- EXERCICE COURT 1
Les affirmations suivantes concordent-elles avec l'article sur l'investissement dans le vin ? (a) La vente aux enchères d'Anvers portait sur 16 000 bouteilles. (b) Cavacave a acheté des vins tout au long de l'année 2018. (c) Le rendement brut obtenu en huit mois s'élève à +18 %. Répondez à chacune par oui ou non en citant mot pour mot le passage qui tranche.
- EXERCICE COURT 2
Pourriez-vous poursuivre l'article sur l'investissement dans le vin à partir de sa dernière phrase ?

- EXTRAIT DU DOCUMENT
|---|
Investir dans le vin est-il le meilleur des placements ?
Publié le 26-03-2019 à 09h21 - Mis à jour le 26-03-2019 à 11h53
Une vente aux enchères de vins a battu tous les records ce week-end à Anvers. 16 000 bouteilles réparties en 1 600 lots, dont 119 millésimes de Mouton Rothschild acquis pour 190 000 euros, y ont été vendues. Le vin est-il devenu le meilleur des placements?
Oui pour Stéphane Deubel, président fondateur de Cavacave, service de vente aux enchères en ligne de bouteilles de vin.
Investir dans le vin, c’est s’assurer d’avoir le meilleur rendement qui soit. Les Mouton Rothschild, par exemple, gagnent +18 % en moyenne chaque année. La rareté et la capacité de revente du produit sont primordiales pour faire jouer le principe de l’offre et de la demande.

Investir dans le vin, est-ce un bon placement ?
C’est même un excellent placement. Si, à Cavacave, nous prenons le seul exemple du Mouton Rothschild et que nous comparons tous les lots de 2018 à ceux de 2017, nous constatons un gain de valeur de +18 % en un an. L’année dernière, nous avons également réalisé une expérience. Notre plateforme a investi 45 000 euros dans l’achat de vins, d’avril à décembre 2018. Nous nous sommes entourés d’experts qui ont tenté d’acquérir des vins aux prix les plus attractifs. En huit mois, nous avons eu un rendement brut de +63 %. Personnellement, à part mon appartement, toute mon épargne se trouve dans le vin.
|---|
- MATÉRIEL PRÉSENTÉ
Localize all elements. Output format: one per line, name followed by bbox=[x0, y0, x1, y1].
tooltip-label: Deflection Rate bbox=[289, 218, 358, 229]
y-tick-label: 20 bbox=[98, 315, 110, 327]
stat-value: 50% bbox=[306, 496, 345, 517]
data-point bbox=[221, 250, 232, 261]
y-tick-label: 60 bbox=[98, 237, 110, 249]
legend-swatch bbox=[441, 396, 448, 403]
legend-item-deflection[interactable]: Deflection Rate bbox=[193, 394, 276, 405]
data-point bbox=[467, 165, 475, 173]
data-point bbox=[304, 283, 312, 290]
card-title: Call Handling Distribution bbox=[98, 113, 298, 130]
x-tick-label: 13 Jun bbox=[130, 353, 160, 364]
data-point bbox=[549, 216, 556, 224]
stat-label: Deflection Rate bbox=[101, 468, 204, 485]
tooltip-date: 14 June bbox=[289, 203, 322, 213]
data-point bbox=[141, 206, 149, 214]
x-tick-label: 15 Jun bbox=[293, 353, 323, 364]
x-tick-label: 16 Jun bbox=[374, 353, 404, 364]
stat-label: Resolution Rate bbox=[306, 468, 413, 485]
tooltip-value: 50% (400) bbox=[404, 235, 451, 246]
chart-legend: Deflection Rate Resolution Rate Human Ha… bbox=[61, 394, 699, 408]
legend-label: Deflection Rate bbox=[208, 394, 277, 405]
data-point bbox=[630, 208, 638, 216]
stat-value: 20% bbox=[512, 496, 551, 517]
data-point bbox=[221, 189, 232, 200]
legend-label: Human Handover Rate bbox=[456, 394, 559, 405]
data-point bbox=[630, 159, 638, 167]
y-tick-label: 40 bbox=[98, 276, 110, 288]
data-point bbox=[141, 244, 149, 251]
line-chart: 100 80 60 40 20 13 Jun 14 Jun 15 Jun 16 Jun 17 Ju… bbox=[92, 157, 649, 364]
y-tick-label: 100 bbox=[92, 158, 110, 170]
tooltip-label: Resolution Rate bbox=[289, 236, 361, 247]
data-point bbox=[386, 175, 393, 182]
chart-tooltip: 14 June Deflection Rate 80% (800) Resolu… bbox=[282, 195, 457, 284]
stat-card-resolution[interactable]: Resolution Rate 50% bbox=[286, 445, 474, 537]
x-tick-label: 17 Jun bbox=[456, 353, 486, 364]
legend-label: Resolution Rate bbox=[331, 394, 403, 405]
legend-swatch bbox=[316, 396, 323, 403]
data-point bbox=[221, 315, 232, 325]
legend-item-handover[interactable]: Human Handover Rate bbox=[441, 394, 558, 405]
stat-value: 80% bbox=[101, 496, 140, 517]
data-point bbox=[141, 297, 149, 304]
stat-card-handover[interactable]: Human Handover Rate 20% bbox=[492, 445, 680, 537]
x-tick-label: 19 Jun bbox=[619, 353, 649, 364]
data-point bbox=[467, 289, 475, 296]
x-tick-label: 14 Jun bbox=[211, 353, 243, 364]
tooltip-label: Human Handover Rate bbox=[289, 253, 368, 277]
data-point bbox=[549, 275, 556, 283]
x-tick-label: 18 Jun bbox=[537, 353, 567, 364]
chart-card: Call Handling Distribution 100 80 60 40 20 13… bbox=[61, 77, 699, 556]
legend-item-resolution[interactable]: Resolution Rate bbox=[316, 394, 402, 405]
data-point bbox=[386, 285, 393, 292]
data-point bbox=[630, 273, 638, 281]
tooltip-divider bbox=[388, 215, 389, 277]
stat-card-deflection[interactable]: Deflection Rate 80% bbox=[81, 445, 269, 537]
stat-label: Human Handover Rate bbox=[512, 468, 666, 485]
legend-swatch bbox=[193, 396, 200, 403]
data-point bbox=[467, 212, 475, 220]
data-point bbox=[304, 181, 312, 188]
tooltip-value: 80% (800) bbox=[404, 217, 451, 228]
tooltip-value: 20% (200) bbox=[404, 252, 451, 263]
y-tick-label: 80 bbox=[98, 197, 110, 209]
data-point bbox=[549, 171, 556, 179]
|---|
- RÉPONSE PRODUITE 1
(a) Oui : « 16 000 bouteilles réparties en 1 600 lots »
(b) Non : « d’avril à décembre 2018 »
(c) Non : « En huit mois, nous avons eu un rendement brut de +63 %. »

- RÉPONSE PRODUITE 2
Quels sont les facteurs qui permettent de déterminer le prix d’une bouteille ?
Le prix d’un vin est basé sur le principe simple de l’offre et de la demande. On considère donc le taux de raréfaction (qui s’accroît avec le temps, les bouteilles étant bues) comme l’un des facteurs qui détermine le prix du produit. Prenons l’exemple du domaine Romanée Conti. Quand on acquiert la bouteille en sortie de domaine, elle se vend aux alentours de 1 200 euros. Les bouteilles de 2015, qui viennent de sortir du domaine il y a deux mois, sont vendues actuellement aux alentours de 20 000 euros. Investir dans le vin peut donc rapporter gros… à condition de le faire intelligemment. Il faut comprendre que l’on ne gagne pas à tous les coups.
Comment fait-on pour investir dans ce domaine ?
Il existe deux approches principales : soit on multiplie les lignes, c’est-à-dire que l’on achète plusieurs bouteilles de vin issues de différents domaines, soit on se concentre sur un domaine en particulier car on sait que sa production est exceptionnelle et rare. On essaie alors de se procurer un maximum de ces bouteilles pour assécher le marché sur une référence. On peut alors se permettre d’avoir une incidence sur la valeur du marché et, donc, de déterminer ses propres prix. On peut bien sûr toujours capitaliser sur des valeurs sûres, comme les Bordeaux : le rendement sera toujours supérieur à ce que vous donnera la banque sur votre compte d’épargne.
À quoi faut-il être attentif lors d’un investissement ?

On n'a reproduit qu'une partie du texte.